#### RECORDS SUPPLIED
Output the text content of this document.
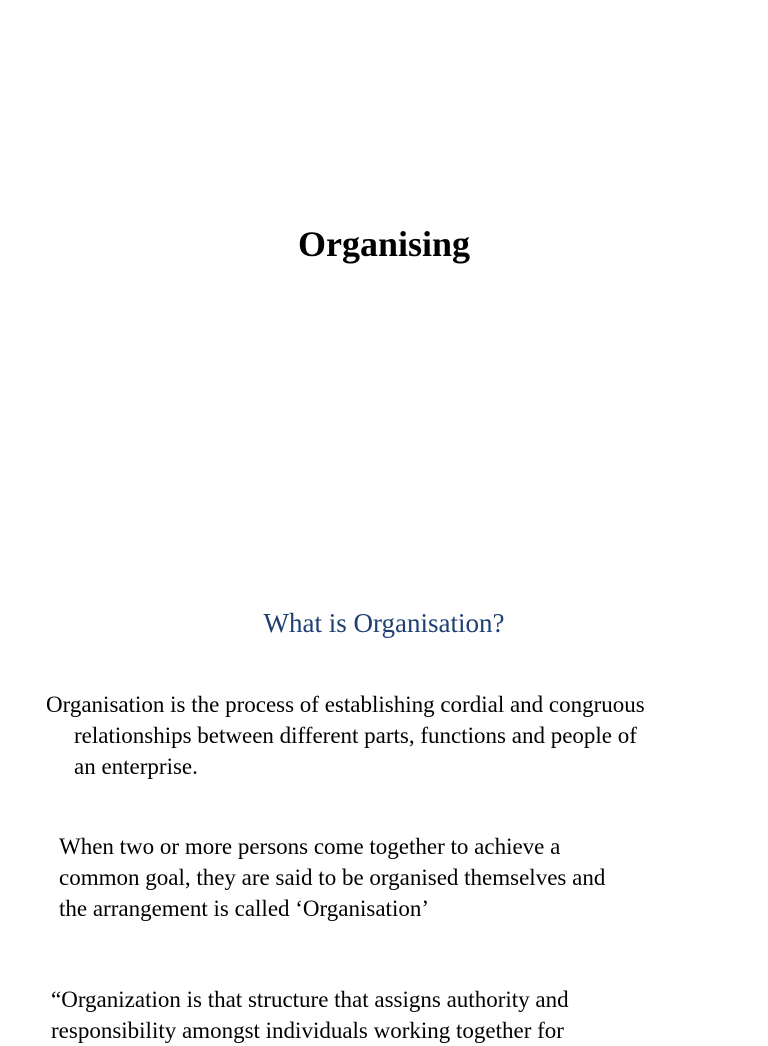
Organising
What is Organisation?

Organisation is the process of establishing cordial and congruous
relationships between different parts, functions and people of
an enterprise.

When two or more persons come together to achieve a
common goal, they are said to be organised themselves and
the arrangement is called ‘Organisation’

“Organization is that structure that assigns authority and
responsibility amongst individuals working together for
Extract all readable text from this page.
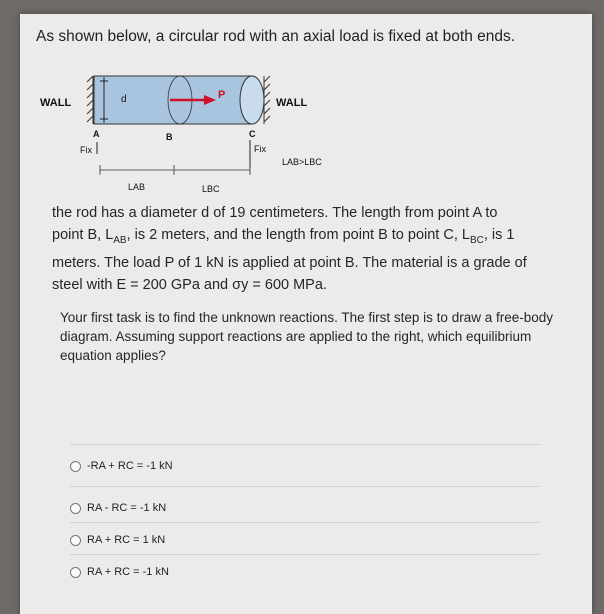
As shown below, a circular rod with an axial load is fixed at both ends.

WALL	d	P
WALL
A	B	C
Fix	Fix
LAB	LBC
LAB>LBC

the rod has a diameter d of 19 centimeters. The length from point A to
point B, $L_{AB}$, is 2 meters, and the length from point B to point C, $L_{BC}$, is 1
meters. The load P of 1 kN is applied at point B. The material is a grade of
steel with E = 200 GPa and σy = 600 MPa.

Your first task is to find the unknown reactions. The first step is to draw a free-body diagram. Assuming support reactions are applied to the right, which equilibrium equation applies?

-RA + RC = -1 kN
RA - RC = -1 kN
RA + RC = 1 kN
RA + RC = -1 kN
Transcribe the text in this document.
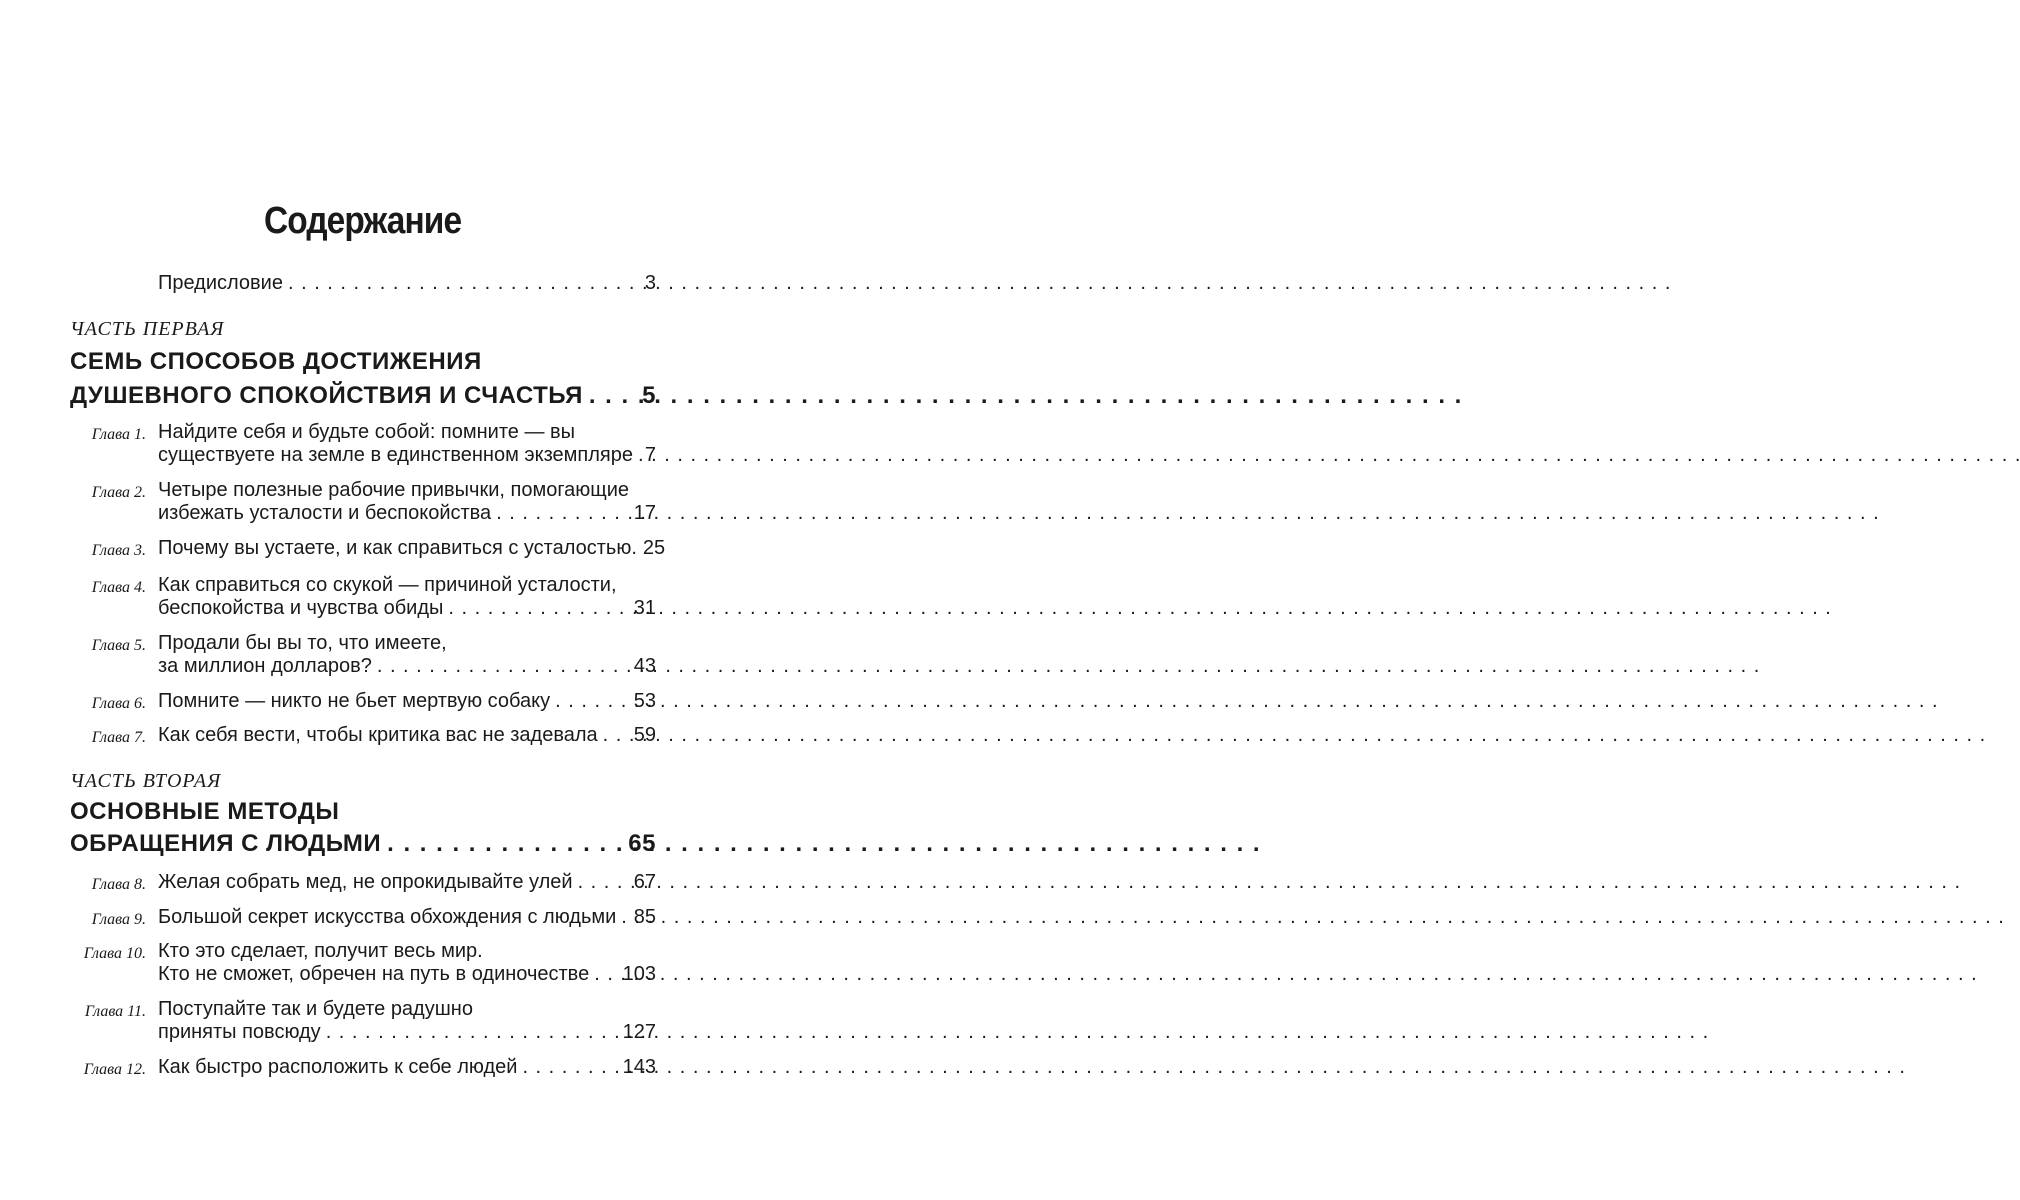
Содержание
Предисловие . . .	3
ЧАСТЬ ПЕРВАЯ
СЕМЬ СПОСОБОВ ДОСТИЖЕНИЯ
ДУШЕВНОГО СПОКОЙСТВИЯ И СЧАСТЬЯ . . . 5
Глава 1. Найдите себя и будьте собой: помните — вы
существуете на земле в единственном экземпляре . . . 7
Глава 2. Четыре полезные рабочие привычки, помогающие
избежать усталости и беспокойства . . .	17
Глава 3. Почему вы устаете, и как справиться с усталостью. 25
Глава 4. Как справиться со скукой — причиной усталости,
беспокойства и чувства обиды . . .	31
Глава 5. Продали бы вы то, что имеете,
за миллион долларов? . . .	43
Глава 6. Помните — никто не бьет мертвую собаку . . .	53
Глава 7. Как себя вести, чтобы критика вас не задевала . . . 59
ЧАСТЬ ВТОРАЯ
ОСНОВНЫЕ МЕТОДЫ
ОБРАЩЕНИЯ С ЛЮДЬМИ . . .	65
Глава 8. Желая собрать мед, не опрокидывайте улей . . .	67
Глава 9. Большой секрет искусства обхождения с людьми . . . 85
Глава 10. Кто это сделает, получит весь мир.
Кто не сможет, обречен на путь в одиночестве . . . 103
Глава 11. Поступайте так и будете радушно
приняты повсюду . . .	127
Глава 12. Как быстро расположить к себе людей . . .	143
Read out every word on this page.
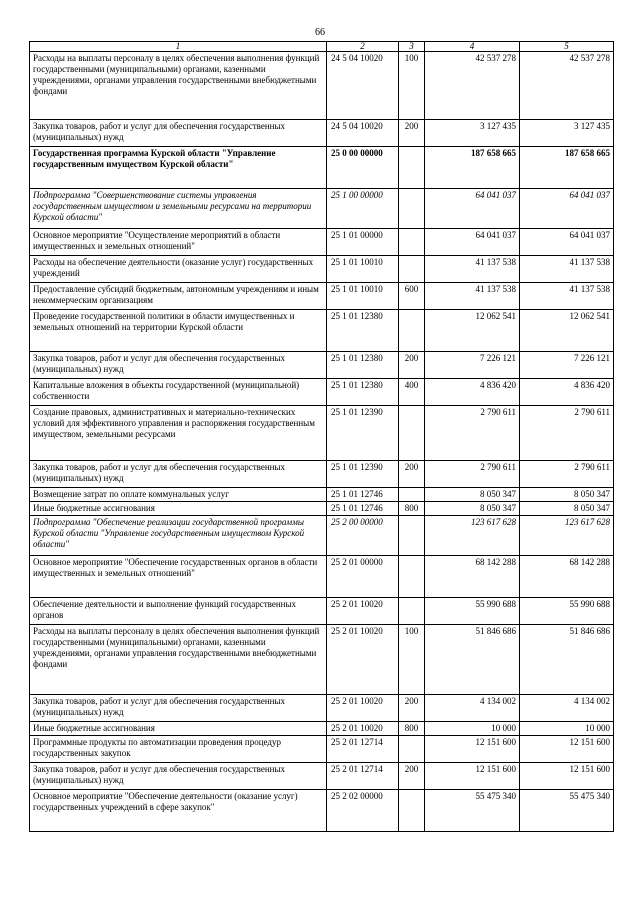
66
1	2	3	4	5
Расходы на выплаты персоналу в целях обеспечения выполнения функций государственными (муниципальными) органами, казенными учреждениями, органами управления государственными внебюджетными фондами	24 5 04 10020	100	42 537 278	42 537 278
Закупка товаров, работ и услуг для обеспечения государственных (муниципальных) нужд	24 5 04 10020	200	3 127 435	3 127 435
Государственная программа Курской области "Управление государственным имуществом Курской области"	25 0 00 00000		187 658 665	187 658 665
Подпрограмма "Совершенствование системы управления государственным имуществом и земельными ресурсами на территории Курской области"	25 1 00 00000		64 041 037	64 041 037
Основное мероприятие "Осуществление мероприятий в области имущественных и земельных отношений"	25 1 01 00000		64 041 037	64 041 037
Расходы на обеспечение деятельности (оказание услуг) государственных учреждений	25 1 01 10010		41 137 538	41 137 538
Предоставление субсидий бюджетным, автономным учреждениям и иным некоммерческим организациям	25 1 01 10010	600	41 137 538	41 137 538
Проведение государственной политики в области имущественных и земельных отношений на территории Курской области	25 1 01 12380		12 062 541	12 062 541
Закупка товаров, работ и услуг для обеспечения государственных (муниципальных) нужд	25 1 01 12380	200	7 226 121	7 226 121
Капитальные вложения в объекты государственной (муниципальной) собственности	25 1 01 12380	400	4 836 420	4 836 420
Создание правовых, административных и материально-технических условий для эффективного управления и распоряжения государственным имуществом, земельными ресурсами	25 1 01 12390		2 790 611	2 790 611
Закупка товаров, работ и услуг для обеспечения государственных (муниципальных) нужд	25 1 01 12390	200	2 790 611	2 790 611
Возмещение затрат по оплате коммунальных услуг	25 1 01 12746		8 050 347	8 050 347
Иные бюджетные ассигнования	25 1 01 12746	800	8 050 347	8 050 347
Подпрограмма "Обеспечение реализации государственной программы Курской области "Управление государственным имуществом Курской области"	25 2 00 00000		123 617 628	123 617 628
Основное мероприятие "Обеспечение государственных органов в области имущественных и земельных отношений"	25 2 01 00000		68 142 288	68 142 288
Обеспечение деятельности и выполнение функций государственных органов	25 2 01 10020		55 990 688	55 990 688
Расходы на выплаты персоналу в целях обеспечения выполнения функций государственными (муниципальными) органами, казенными учреждениями, органами управления государственными внебюджетными фондами	25 2 01 10020	100	51 846 686	51 846 686
Закупка товаров, работ и услуг для обеспечения государственных (муниципальных) нужд	25 2 01 10020	200	4 134 002	4 134 002
Иные бюджетные ассигнования	25 2 01 10020	800	10 000	10 000
Программные продукты по автоматизации проведения процедур государственных закупок	25 2 01 12714		12 151 600	12 151 600
Закупка товаров, работ и услуг для обеспечения государственных (муниципальных) нужд	25 2 01 12714	200	12 151 600	12 151 600
Основное мероприятие "Обеспечение деятельности (оказание услуг) государственных учреждений в сфере закупок"	25 2 02 00000		55 475 340	55 475 340
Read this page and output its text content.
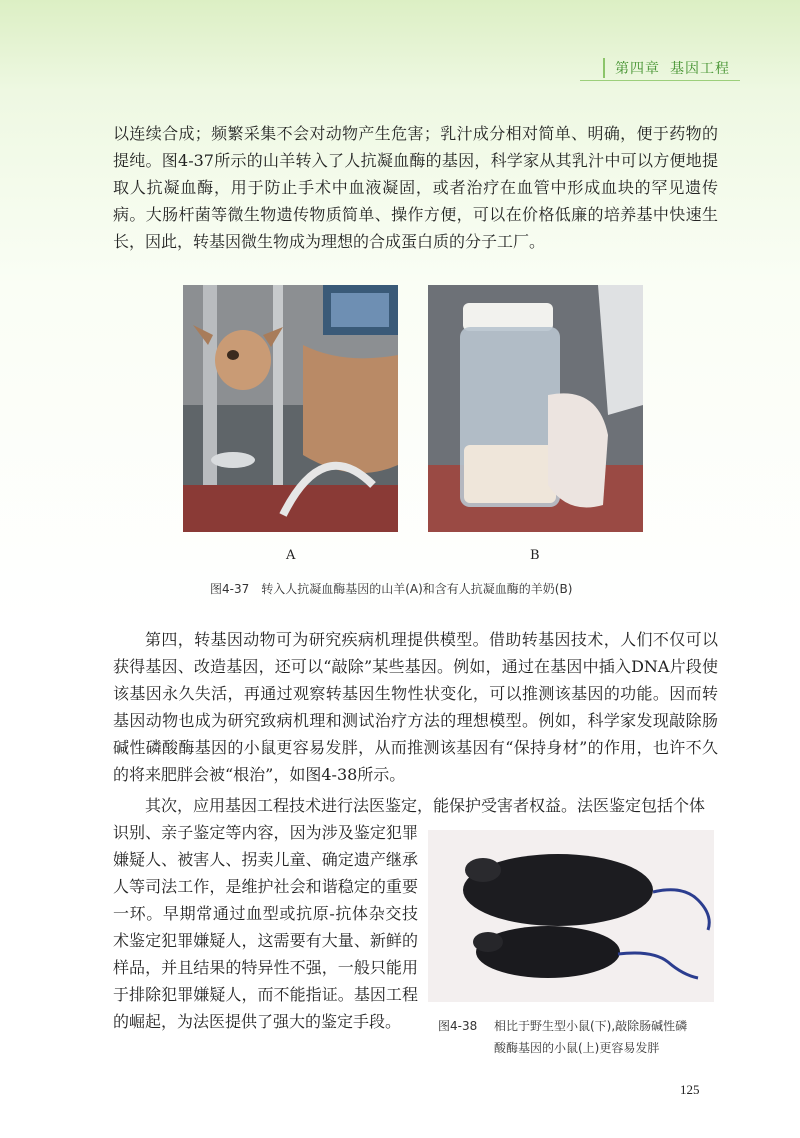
第四章 基因工程
以连续合成；频繁采集不会对动物产生危害；乳汁成分相对简单、明确，便于药物的提纯。图4-37所示的山羊转入了人抗凝血酶的基因，科学家从其乳汁中可以方便地提取人抗凝血酶，用于防止手术中血液凝固，或者治疗在血管中形成血块的罕见遗传病。大肠杆菌等微生物遗传物质简单、操作方便，可以在价格低廉的培养基中快速生长，因此，转基因微生物成为理想的合成蛋白质的分子工厂。
A	B
图4-37　转入人抗凝血酶基因的山羊(A)和含有人抗凝血酶的羊奶(B)
第四，转基因动物可为研究疾病机理提供模型。借助转基因技术，人们不仅可以获得基因、改造基因，还可以“敲除”某些基因。例如，通过在基因中插入DNA片段使该基因永久失活，再通过观察转基因生物性状变化，可以推测该基因的功能。因而转基因动物也成为研究致病机理和测试治疗方法的理想模型。例如，科学家发现敲除肠碱性磷酸酶基因的小鼠更容易发胖，从而推测该基因有“保持身材”的作用，也许不久的将来肥胖会被“根治”，如图4-38所示。
其次，应用基因工程技术进行法医鉴定，能保护受害者权益。法医鉴定包括个体
识别、亲子鉴定等内容，因为涉及鉴定犯罪嫌疑人、被害人、拐卖儿童、确定遗产继承人等司法工作，是维护社会和谐稳定的重要一环。早期常通过血型或抗原-抗体杂交技术鉴定犯罪嫌疑人，这需要有大量、新鲜的样品，并且结果的特异性不强，一般只能用于排除犯罪嫌疑人，而不能指证。基因工程的崛起，为法医提供了强大的鉴定手段。	图4-38 相比于野生型小鼠(下),敲除肠碱性磷
酸酶基因的小鼠(上)更容易发胖
125
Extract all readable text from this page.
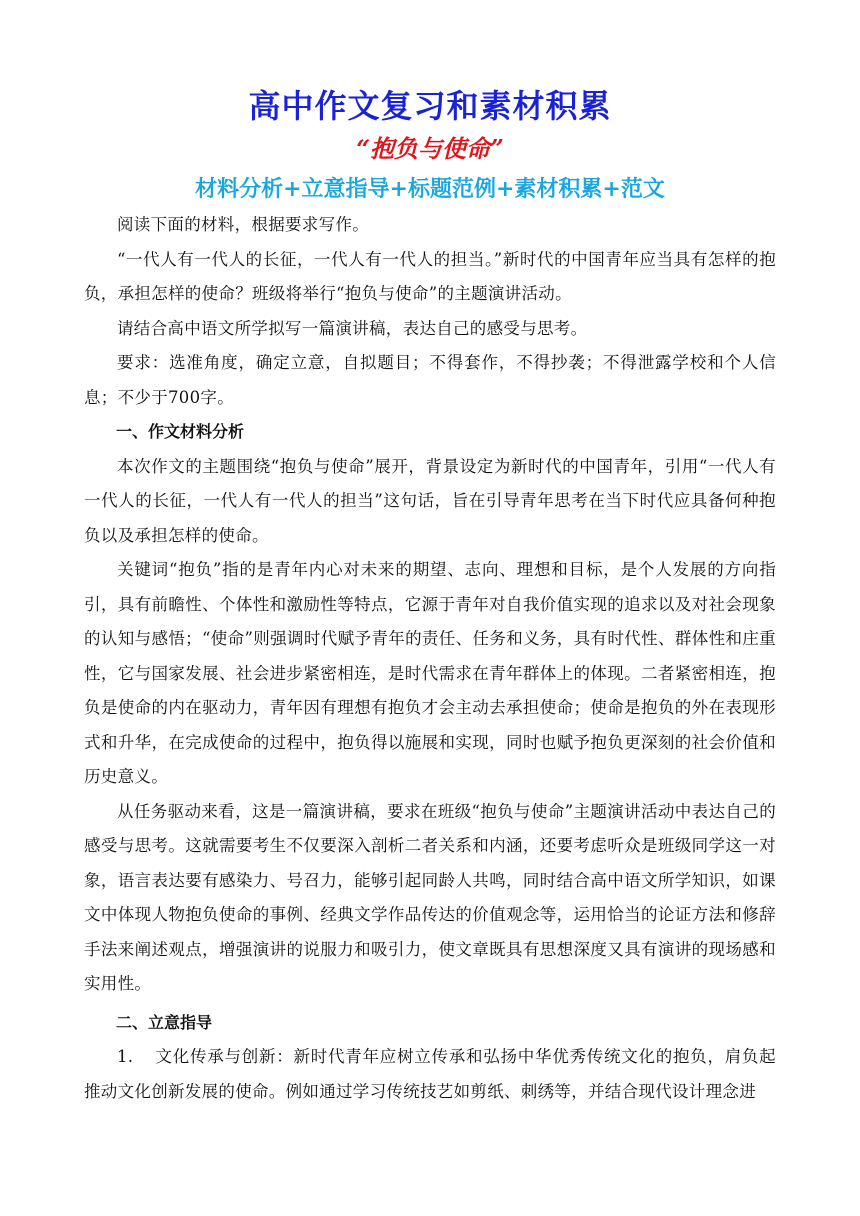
高中作文复习和素材积累
“抱负与使命”
材料分析+立意指导+标题范例+素材积累+范文

阅读下面的材料，根据要求写作。

“一代人有一代人的长征，一代人有一代人的担当。”新时代的中国青年应当具有怎样的抱负，承担怎样的使命？班级将举行“抱负与使命”的主题演讲活动。

请结合高中语文所学拟写一篇演讲稿，表达自己的感受与思考。

要求：选准角度，确定立意，自拟题目；不得套作，不得抄袭；不得泄露学校和个人信息；不少于700字。

一、作文材料分析

本次作文的主题围绕“抱负与使命”展开，背景设定为新时代的中国青年，引用“一代人有一代人的长征，一代人有一代人的担当”这句话，旨在引导青年思考在当下时代应具备何种抱负以及承担怎样的使命。

关键词“抱负”指的是青年内心对未来的期望、志向、理想和目标，是个人发展的方向指引，具有前瞻性、个体性和激励性等特点，它源于青年对自我价值实现的追求以及对社会现象的认知与感悟；“使命”则强调时代赋予青年的责任、任务和义务，具有时代性、群体性和庄重性，它与国家发展、社会进步紧密相连，是时代需求在青年群体上的体现。二者紧密相连，抱负是使命的内在驱动力，青年因有理想有抱负才会主动去承担使命；使命是抱负的外在表现形式和升华，在完成使命的过程中，抱负得以施展和实现，同时也赋予抱负更深刻的社会价值和历史意义。

从任务驱动来看，这是一篇演讲稿，要求在班级“抱负与使命”主题演讲活动中表达自己的感受与思考。这就需要考生不仅要深入剖析二者关系和内涵，还要考虑听众是班级同学这一对象，语言表达要有感染力、号召力，能够引起同龄人共鸣，同时结合高中语文所学知识，如课文中体现人物抱负使命的事例、经典文学作品传达的价值观念等，运用恰当的论证方法和修辞手法来阐述观点，增强演讲的说服力和吸引力，使文章既具有思想深度又具有演讲的现场感和实用性。

二、立意指导

1. 文化传承与创新：新时代青年应树立传承和弘扬中华优秀传统文化的抱负，肩负起推动文化创新发展的使命。例如通过学习传统技艺如剪纸、刺绣等，并结合现代设计理念进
########
### PROBLEM TO WORK ON
Report every line in the data above in which the word "муниципальными" appears.

### FINAL RESULT
Расходы на выплаты персоналу в целях обеспечения выполнения функций государственными (муниципальными) органами, казенными учреждениями, органами управления государственными внебюджетными фондами	24 5 04 10020	100	42 537 278	42 537 278
Расходы на выплаты персоналу в целях обеспечения выполнения функций государственными (муниципальными) органами, казенными учреждениями, органами управления государственными внебюджетными фондами	25 2 01 10020	100	51 846 686	51 846 686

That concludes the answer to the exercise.